-- start DATA SHOWN --
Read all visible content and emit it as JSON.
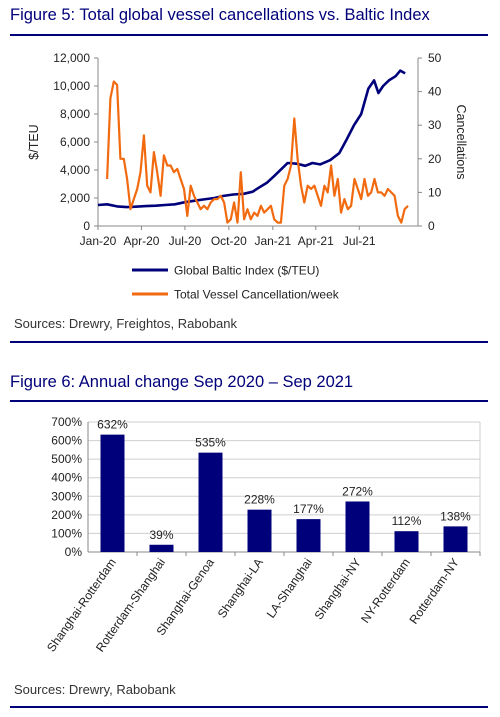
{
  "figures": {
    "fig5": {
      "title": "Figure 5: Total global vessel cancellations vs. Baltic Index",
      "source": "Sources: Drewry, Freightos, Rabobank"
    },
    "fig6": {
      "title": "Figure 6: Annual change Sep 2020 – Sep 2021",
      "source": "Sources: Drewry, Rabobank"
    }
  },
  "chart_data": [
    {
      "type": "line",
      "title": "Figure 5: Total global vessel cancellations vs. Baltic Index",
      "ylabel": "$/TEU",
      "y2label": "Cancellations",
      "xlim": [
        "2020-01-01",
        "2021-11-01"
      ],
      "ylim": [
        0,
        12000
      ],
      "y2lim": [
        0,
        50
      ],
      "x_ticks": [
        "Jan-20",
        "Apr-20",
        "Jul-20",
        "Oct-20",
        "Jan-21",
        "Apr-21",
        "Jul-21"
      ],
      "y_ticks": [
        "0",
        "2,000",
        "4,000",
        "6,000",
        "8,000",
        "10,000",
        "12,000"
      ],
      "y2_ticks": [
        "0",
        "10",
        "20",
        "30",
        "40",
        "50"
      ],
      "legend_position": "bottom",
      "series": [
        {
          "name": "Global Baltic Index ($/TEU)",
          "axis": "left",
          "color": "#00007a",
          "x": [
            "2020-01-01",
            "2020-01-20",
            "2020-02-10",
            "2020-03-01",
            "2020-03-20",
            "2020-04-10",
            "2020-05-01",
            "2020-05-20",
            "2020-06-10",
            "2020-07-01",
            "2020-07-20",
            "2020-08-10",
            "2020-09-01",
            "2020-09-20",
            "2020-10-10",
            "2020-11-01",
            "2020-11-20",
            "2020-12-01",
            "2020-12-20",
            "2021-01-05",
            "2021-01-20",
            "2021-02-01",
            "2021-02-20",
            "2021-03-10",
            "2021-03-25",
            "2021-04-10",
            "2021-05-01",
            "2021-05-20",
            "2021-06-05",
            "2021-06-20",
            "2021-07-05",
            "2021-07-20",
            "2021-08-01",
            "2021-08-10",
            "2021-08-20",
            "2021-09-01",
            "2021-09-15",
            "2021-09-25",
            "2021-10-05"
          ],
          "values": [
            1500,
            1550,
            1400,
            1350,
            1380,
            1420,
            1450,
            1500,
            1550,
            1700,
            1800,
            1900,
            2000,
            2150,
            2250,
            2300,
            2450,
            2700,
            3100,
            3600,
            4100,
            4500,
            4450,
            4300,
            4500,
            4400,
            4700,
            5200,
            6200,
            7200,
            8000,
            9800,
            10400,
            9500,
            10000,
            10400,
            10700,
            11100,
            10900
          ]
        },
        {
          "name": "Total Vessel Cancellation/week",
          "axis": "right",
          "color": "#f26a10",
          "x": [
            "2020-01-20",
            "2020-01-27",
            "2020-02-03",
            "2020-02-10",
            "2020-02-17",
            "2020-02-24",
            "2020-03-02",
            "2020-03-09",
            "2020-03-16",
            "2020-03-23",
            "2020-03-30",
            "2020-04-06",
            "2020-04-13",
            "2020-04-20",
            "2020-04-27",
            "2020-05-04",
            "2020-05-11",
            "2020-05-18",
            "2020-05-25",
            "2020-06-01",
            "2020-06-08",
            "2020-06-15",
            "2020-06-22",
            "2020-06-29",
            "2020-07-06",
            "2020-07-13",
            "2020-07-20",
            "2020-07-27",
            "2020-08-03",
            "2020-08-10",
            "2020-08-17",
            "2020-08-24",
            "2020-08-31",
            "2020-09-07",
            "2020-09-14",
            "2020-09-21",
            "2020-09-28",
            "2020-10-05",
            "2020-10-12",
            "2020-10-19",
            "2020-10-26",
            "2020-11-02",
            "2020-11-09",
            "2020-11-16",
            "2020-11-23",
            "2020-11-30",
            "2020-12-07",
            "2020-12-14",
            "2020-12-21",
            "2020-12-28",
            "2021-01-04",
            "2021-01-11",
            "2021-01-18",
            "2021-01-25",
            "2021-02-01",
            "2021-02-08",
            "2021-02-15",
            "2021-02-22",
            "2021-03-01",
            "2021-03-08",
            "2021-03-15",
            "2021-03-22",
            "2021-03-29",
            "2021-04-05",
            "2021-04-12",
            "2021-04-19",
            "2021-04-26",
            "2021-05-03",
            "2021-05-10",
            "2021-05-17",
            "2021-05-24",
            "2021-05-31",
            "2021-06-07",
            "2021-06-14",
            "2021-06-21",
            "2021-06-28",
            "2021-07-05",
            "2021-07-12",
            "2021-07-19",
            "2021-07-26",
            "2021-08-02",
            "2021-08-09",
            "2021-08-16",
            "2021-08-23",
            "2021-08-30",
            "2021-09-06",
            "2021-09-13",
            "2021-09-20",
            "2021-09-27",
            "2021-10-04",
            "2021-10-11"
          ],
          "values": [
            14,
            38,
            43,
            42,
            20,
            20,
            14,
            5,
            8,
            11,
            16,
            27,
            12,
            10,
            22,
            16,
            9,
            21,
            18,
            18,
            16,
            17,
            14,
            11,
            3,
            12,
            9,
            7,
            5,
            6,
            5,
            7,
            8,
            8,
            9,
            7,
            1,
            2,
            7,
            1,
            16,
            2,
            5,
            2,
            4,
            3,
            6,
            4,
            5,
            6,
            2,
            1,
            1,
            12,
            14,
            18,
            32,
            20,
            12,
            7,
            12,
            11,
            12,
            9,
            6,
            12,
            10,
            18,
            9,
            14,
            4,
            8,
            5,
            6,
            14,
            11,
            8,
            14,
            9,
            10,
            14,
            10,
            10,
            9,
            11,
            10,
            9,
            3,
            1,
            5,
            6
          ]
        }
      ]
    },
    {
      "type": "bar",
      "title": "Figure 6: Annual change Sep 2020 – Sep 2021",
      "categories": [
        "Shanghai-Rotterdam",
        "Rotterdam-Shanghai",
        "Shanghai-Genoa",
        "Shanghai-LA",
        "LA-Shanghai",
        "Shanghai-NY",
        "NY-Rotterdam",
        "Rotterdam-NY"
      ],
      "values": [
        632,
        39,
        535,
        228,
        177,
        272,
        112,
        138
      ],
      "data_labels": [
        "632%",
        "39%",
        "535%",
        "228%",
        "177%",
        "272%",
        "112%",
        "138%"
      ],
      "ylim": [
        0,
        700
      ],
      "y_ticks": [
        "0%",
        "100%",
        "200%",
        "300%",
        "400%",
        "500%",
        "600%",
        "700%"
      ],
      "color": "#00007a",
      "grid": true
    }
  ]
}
-- end DATA SHOWN --
-- start DATA SHOWN --
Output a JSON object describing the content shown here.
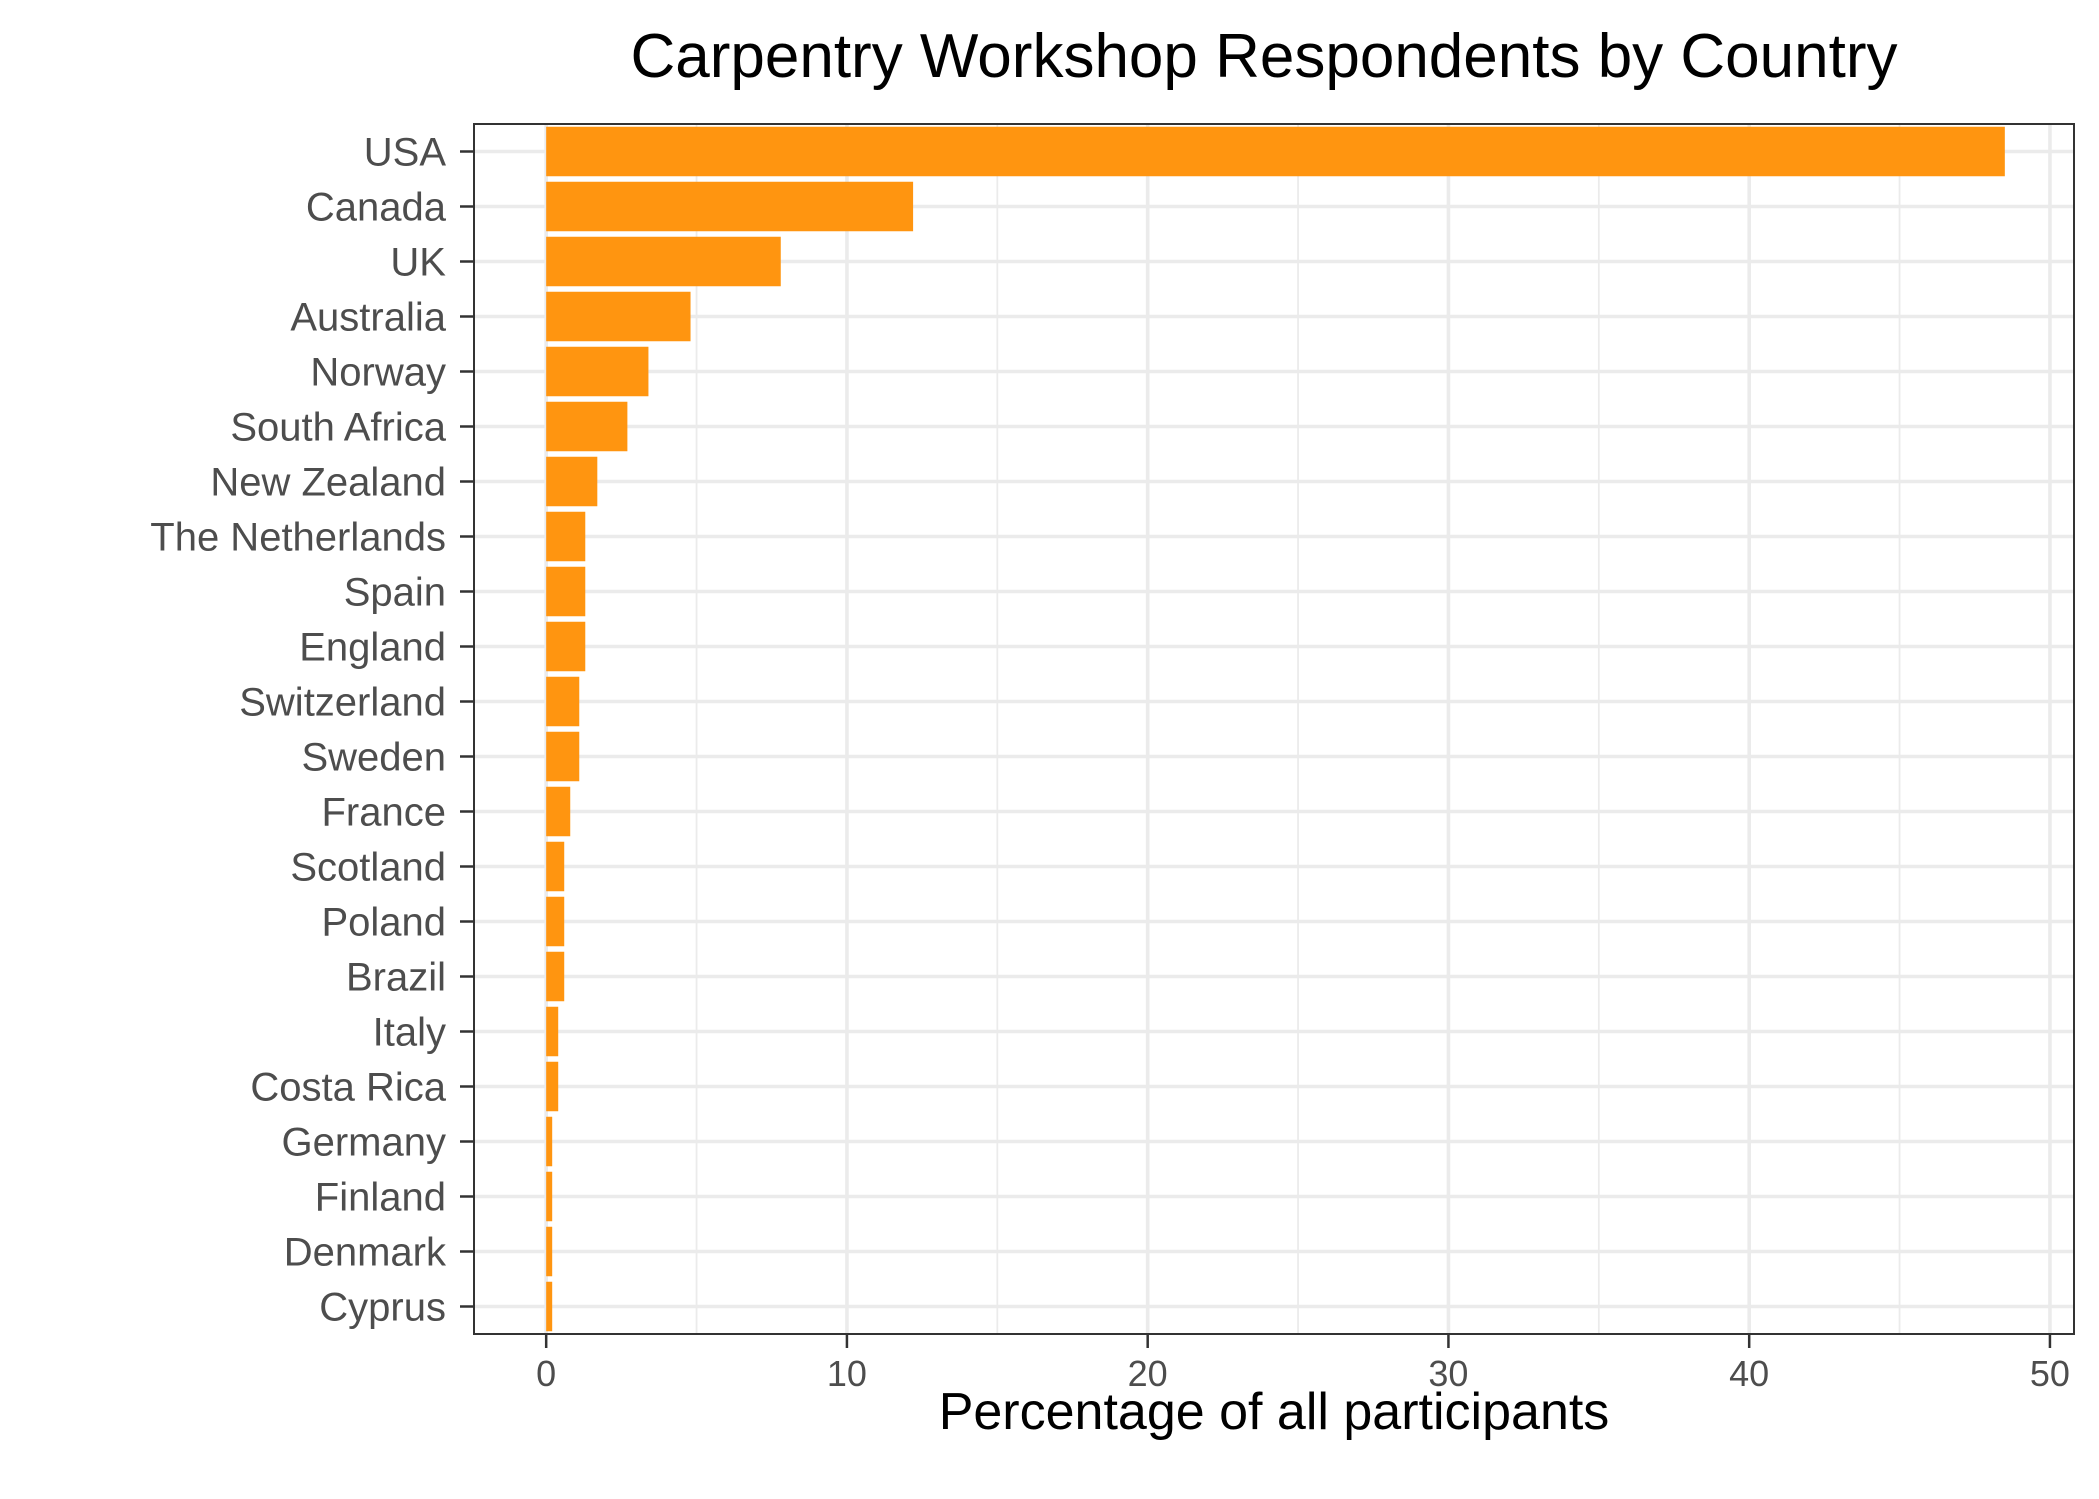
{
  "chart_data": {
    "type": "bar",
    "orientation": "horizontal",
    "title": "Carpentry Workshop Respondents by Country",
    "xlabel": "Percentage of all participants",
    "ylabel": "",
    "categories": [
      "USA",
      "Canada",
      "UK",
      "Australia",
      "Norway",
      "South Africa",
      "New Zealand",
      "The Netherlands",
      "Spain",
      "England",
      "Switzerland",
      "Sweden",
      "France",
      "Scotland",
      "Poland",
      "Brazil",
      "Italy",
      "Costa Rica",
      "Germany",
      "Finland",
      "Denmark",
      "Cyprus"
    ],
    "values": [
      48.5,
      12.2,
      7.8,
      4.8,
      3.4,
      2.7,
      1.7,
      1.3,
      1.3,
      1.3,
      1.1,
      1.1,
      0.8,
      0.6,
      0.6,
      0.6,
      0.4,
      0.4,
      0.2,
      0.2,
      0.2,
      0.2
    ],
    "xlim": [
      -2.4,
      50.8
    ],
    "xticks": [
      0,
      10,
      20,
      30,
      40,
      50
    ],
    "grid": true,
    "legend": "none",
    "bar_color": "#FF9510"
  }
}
-- end DATA SHOWN --
-- start DATA SHOWN --
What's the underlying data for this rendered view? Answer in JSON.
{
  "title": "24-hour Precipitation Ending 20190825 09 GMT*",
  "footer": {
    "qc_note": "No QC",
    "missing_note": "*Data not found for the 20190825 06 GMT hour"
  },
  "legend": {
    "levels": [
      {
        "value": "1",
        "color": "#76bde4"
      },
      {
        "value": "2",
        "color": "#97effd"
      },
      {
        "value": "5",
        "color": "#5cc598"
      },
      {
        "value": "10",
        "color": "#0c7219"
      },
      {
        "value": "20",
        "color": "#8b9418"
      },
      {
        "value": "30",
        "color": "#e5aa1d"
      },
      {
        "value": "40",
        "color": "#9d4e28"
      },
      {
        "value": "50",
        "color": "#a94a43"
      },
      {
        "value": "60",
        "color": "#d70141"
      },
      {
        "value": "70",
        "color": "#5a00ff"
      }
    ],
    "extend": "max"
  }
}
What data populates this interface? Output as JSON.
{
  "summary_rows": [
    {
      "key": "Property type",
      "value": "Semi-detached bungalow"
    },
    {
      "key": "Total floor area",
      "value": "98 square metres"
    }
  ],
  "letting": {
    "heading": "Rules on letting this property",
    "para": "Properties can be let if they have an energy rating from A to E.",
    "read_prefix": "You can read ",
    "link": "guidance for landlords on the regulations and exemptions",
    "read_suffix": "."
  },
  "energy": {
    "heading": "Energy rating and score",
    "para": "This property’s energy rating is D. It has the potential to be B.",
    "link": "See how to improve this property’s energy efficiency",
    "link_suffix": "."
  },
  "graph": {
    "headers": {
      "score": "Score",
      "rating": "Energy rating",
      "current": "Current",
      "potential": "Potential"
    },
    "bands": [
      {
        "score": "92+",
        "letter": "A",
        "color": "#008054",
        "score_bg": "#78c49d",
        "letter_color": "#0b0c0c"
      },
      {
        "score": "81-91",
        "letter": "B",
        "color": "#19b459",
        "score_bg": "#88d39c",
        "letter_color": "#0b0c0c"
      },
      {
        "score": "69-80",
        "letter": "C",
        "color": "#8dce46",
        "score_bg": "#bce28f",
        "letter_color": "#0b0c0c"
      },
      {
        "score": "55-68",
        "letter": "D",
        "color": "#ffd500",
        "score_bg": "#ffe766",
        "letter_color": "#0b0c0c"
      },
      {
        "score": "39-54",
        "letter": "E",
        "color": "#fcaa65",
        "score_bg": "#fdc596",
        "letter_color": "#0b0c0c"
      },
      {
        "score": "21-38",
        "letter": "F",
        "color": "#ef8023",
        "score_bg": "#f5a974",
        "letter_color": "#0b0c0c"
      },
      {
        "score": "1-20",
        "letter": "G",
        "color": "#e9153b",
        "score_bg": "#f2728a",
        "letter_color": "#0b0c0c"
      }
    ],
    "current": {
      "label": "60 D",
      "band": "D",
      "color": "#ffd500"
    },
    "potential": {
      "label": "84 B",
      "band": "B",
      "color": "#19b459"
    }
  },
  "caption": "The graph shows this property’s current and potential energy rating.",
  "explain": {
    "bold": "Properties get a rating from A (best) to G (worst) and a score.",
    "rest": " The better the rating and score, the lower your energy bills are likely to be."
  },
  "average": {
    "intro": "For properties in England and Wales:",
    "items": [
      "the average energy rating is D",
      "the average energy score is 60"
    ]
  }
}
-- end DATA SHOWN --
WHAT TO DO:
Scan the records above for the string "Rotterdam", then select every line that holds it.

RESULT FOR THIS TASK:
        "Shanghai-Rotterdam",
        "Rotterdam-Shanghai",
        "NY-Rotterdam",
        "Rotterdam-NY"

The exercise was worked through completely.